[Saved entries]

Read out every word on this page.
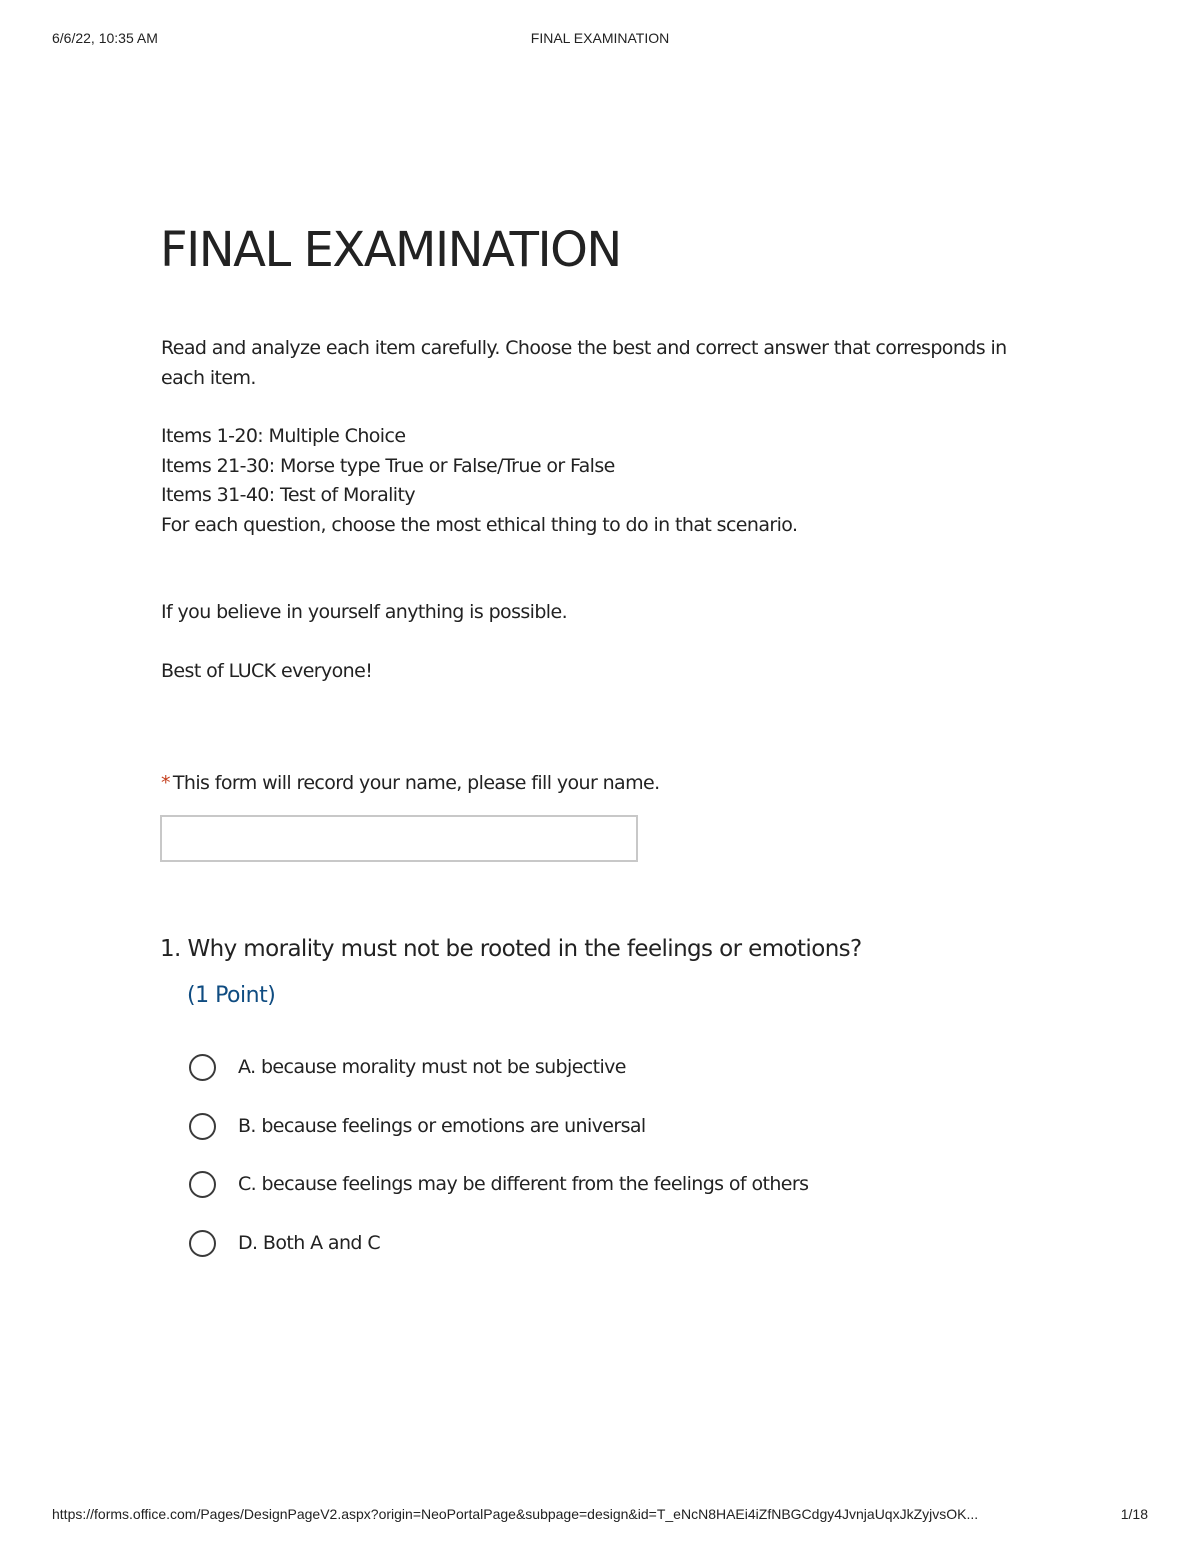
6/6/22, 10:35 AM	FINAL EXAMINATION
FINAL EXAMINATION

Read and analyze each item carefully. Choose the best and correct answer that corresponds in each item.

Items 1-20: Multiple Choice

Items 21-30: Morse type True or False/True or False

Items 31-40: Test of Morality

For each question, choose the most ethical thing to do in that scenario.

If you believe in yourself anything is possible.

Best of LUCK everyone!

* This form will record your name, please fill your name.
1. Why morality must not be rooted in the feelings or emotions?
(1 Point)
A. because morality must not be subjective
B. because feelings or emotions are universal
C. because feelings may be different from the feelings of others
D. Both A and C
https://forms.office.com/Pages/DesignPageV2.aspx?origin=NeoPortalPage&subpage=design&id=T_eNcN8HAEi4iZfNBGCdgy4JvnjaUqxJkZyjvsOK...	1/18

What the exercise asks: Copy the listing over exactly, skipping the pictures it holds.

Correct answer:
Read out every word on this page.
6/6/22, 10:35 AM	FINAL EXAMINATION
FINAL EXAMINATION

Read and analyze each item carefully. Choose the best and correct answer that corresponds in each item.

Items 1-20: Multiple Choice

Items 21-30: Morse type True or False/True or False

Items 31-40: Test of Morality

For each question, choose the most ethical thing to do in that scenario.

If you believe in yourself anything is possible.

Best of LUCK everyone!

* This form will record your name, please fill your name.
1. Why morality must not be rooted in the feelings or emotions?
(1 Point)
A. because morality must not be subjective
B. because feelings or emotions are universal
C. because feelings may be different from the feelings of others
D. Both A and C
https://forms.office.com/Pages/DesignPageV2.aspx?origin=NeoPortalPage&subpage=design&id=T_eNcN8HAEi4iZfNBGCdgy4JvnjaUqxJkZyjvsOK...	1/18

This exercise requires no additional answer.